:: The input ::

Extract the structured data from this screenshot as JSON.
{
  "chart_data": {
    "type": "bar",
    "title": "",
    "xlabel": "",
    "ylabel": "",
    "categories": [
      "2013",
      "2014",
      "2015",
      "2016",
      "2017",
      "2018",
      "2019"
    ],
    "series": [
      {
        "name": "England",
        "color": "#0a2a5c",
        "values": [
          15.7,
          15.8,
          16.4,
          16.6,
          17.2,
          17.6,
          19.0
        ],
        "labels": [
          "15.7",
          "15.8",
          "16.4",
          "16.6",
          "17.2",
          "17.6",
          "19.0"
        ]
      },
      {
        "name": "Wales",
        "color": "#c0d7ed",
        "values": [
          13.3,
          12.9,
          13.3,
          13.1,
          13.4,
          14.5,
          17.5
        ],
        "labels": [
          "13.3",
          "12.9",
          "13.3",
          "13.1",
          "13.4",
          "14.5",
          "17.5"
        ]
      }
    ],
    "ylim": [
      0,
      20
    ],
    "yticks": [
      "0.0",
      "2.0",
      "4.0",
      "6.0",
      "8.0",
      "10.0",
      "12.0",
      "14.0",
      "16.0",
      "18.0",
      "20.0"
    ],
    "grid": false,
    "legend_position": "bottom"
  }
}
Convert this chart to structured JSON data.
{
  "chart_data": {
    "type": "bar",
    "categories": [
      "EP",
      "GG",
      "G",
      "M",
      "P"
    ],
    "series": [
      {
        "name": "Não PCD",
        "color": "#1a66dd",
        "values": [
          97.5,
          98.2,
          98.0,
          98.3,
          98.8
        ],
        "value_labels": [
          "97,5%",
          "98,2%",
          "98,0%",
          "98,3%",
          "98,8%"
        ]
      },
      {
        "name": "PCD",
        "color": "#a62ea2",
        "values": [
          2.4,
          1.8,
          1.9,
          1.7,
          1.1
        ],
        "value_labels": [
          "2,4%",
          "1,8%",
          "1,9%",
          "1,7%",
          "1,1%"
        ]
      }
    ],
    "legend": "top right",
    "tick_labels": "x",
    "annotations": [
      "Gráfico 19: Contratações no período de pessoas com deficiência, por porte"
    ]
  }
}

:::

Given request: Repeat the listing above without any change.

Worked solution:
Extract the structured data from this screenshot as JSON.
{
  "chart_data": {
    "type": "bar",
    "title": "",
    "xlabel": "",
    "ylabel": "",
    "categories": [
      "2013",
      "2014",
      "2015",
      "2016",
      "2017",
      "2018",
      "2019"
    ],
    "series": [
      {
        "name": "England",
        "color": "#0a2a5c",
        "values": [
          15.7,
          15.8,
          16.4,
          16.6,
          17.2,
          17.6,
          19.0
        ],
        "labels": [
          "15.7",
          "15.8",
          "16.4",
          "16.6",
          "17.2",
          "17.6",
          "19.0"
        ]
      },
      {
        "name": "Wales",
        "color": "#c0d7ed",
        "values": [
          13.3,
          12.9,
          13.3,
          13.1,
          13.4,
          14.5,
          17.5
        ],
        "labels": [
          "13.3",
          "12.9",
          "13.3",
          "13.1",
          "13.4",
          "14.5",
          "17.5"
        ]
      }
    ],
    "ylim": [
      0,
      20
    ],
    "yticks": [
      "0.0",
      "2.0",
      "4.0",
      "6.0",
      "8.0",
      "10.0",
      "12.0",
      "14.0",
      "16.0",
      "18.0",
      "20.0"
    ],
    "grid": false,
    "legend_position": "bottom"
  }
}
Convert this chart to structured JSON data.
{
  "chart_data": {
    "type": "bar",
    "categories": [
      "EP",
      "GG",
      "G",
      "M",
      "P"
    ],
    "series": [
      {
        "name": "Não PCD",
        "color": "#1a66dd",
        "values": [
          97.5,
          98.2,
          98.0,
          98.3,
          98.8
        ],
        "value_labels": [
          "97,5%",
          "98,2%",
          "98,0%",
          "98,3%",
          "98,8%"
        ]
      },
      {
        "name": "PCD",
        "color": "#a62ea2",
        "values": [
          2.4,
          1.8,
          1.9,
          1.7,
          1.1
        ],
        "value_labels": [
          "2,4%",
          "1,8%",
          "1,9%",
          "1,7%",
          "1,1%"
        ]
      }
    ],
    "legend": "top right",
    "tick_labels": "x",
    "annotations": [
      "Gráfico 19: Contratações no período de pessoas com deficiência, por porte"
    ]
  }
}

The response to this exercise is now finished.